━━━━━ DOCUMENT EXTRACT

# Puppy feeding



## lottie2017 (Jan 29, 2017)

I have recently become the nervous owner of beautiful cockapoo pup, now 9 weeks old.
I am unsure of a good feeding regime and wonder if she is hungry as she is certainly noisy at night even after 4 nights.
I started with dried food about a desert spoon 3 times a day. For the last couple of days I have increased it by adding about a teaspoon of good quality puppy food to the biscuits. 
Can someone please advise me, I have just fed her and the weight of food was 25g.
She is well, playful, and active help needed.
Regards lottie2017


----------



## Marzi (Sep 17, 2012)

Hi.
Check the directions on the food as it does depend on what you feed your pup. Most often it is worked out on prospective adult weight I think and with cockapoos being a mixed breed their can be quite some variation in their adult size, but the size of the parents can be a guide. How big were mum (and dad).

━━━━━━━━━━
━━━━━ EXTRACTED RECORDS

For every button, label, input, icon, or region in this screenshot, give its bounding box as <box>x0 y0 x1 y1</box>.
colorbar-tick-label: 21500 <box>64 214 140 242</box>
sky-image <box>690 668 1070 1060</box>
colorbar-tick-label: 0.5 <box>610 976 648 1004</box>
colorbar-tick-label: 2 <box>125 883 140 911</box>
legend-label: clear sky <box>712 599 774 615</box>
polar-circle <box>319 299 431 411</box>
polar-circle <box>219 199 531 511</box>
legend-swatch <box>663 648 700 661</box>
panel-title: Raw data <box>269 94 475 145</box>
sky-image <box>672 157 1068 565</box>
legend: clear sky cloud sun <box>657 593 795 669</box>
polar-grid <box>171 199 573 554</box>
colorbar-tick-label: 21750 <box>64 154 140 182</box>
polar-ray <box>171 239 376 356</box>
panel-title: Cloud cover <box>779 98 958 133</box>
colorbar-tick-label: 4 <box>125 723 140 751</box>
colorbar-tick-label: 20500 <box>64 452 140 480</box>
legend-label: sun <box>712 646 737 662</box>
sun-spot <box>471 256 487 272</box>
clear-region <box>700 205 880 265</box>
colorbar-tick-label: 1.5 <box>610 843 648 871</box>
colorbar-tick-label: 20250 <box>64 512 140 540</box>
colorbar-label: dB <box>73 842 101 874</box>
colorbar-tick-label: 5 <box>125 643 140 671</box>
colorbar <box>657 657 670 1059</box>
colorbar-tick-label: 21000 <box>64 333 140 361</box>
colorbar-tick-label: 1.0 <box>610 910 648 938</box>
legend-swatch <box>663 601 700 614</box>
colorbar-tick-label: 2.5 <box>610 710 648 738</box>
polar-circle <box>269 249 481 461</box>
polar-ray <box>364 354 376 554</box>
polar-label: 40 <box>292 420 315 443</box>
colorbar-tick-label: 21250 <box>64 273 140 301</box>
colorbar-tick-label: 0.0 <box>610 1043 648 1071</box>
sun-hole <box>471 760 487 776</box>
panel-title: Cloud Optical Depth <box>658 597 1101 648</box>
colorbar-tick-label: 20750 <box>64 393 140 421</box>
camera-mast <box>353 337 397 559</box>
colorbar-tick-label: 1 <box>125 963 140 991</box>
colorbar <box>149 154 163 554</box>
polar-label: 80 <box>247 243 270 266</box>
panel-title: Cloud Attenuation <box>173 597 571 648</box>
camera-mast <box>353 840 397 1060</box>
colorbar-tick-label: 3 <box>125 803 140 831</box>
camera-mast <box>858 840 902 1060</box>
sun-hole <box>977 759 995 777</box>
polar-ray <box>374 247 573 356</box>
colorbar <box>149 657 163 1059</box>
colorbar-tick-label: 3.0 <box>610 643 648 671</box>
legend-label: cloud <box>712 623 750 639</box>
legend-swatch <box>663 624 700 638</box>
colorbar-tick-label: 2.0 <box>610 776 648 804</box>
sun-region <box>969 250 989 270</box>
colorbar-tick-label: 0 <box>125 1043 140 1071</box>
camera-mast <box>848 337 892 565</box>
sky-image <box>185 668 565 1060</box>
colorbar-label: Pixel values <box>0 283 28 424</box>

━━━━━━━━━━

- OBJECTIVES
1) In the puppy feeding thread, list the words the first poster uses to describe the puppy in the sentence beginning "She is well".
2) Repeat the puppy feeding thread word for word, starting at "I have recently" and ending at "food was 25g.".
3) Go on with the puppy feeding thread from the point where it stops.
None of the lines are needed for this work.

- OUTPUTS BY TASK
1) well, playful, active

2)
I have recently become the nervous owner of beautiful cockapoo pup, now 9 weeks old.
I am unsure of a good feeding regime and wonder if she is hungry as she is certainly noisy at night even after 4 nights.
I started with dried food about a desert spoon 3 times a day. For the last couple of days I have increased it by adding about a teaspoon of good quality puppy food to the biscuits. 
Can someone please advise me, I have just fed her and the weight of food was 25g.

3)
Did the breeder send the puppy home with some of the food that the pup was weaned on to and advice? If you are in doubt I would contact the breeder for advice.
Do feed a food that is designed for puppies. At 9 weeks I still fed my girls 4 meals a day, but I know that not everyone does.
Have you taken her to the vet for a pup check yet? How much does your pup weigh?
Good that she is playful and active - does she poop several times a day?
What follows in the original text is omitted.